▶ _Description of the task_
From the entries that follow, extract each line holding the string "text".

▶ _Supplied material_
# # # #

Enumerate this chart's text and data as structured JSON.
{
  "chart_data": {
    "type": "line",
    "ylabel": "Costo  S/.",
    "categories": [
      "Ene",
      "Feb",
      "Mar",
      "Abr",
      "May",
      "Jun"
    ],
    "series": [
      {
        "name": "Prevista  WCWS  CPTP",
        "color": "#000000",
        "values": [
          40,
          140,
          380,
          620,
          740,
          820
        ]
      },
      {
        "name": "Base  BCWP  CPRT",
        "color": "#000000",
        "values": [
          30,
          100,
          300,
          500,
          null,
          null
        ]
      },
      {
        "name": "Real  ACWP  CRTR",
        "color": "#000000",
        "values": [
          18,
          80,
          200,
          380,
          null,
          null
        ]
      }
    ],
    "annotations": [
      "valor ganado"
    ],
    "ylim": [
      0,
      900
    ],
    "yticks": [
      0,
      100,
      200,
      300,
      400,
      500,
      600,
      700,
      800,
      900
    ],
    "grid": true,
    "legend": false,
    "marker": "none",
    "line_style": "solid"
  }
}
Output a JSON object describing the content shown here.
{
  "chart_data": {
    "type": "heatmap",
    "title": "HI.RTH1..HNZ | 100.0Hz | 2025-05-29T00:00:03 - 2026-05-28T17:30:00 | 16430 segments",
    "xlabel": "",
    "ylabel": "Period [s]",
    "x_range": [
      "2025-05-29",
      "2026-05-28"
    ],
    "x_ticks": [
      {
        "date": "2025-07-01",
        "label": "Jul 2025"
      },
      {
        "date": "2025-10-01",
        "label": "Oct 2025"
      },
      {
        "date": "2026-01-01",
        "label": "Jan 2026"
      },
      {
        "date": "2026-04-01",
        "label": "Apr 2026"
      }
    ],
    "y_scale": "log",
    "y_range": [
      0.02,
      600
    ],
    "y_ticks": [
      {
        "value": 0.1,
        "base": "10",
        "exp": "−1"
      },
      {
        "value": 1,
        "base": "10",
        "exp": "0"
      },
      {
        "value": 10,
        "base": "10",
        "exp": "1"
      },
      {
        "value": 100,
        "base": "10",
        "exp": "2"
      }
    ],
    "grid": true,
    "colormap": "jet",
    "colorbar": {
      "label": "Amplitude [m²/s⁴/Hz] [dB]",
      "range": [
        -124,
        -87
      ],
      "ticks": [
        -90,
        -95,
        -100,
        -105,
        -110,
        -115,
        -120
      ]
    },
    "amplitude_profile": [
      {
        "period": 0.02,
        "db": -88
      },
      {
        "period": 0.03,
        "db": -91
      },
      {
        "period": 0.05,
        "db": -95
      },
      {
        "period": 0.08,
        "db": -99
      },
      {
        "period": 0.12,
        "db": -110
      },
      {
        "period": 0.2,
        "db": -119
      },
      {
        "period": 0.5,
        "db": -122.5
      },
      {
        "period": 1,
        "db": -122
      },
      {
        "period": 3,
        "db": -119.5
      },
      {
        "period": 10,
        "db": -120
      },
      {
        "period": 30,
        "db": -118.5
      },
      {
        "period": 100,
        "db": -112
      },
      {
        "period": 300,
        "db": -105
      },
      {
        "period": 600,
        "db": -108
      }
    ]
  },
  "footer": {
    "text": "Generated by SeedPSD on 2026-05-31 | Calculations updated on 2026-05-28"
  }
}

# # # #

▶ _Result of the task_
Enumerate this chart's text and data as structured JSON.
    "text": "Generated by SeedPSD on 2026-05-31 | Calculations updated on 2026-05-28"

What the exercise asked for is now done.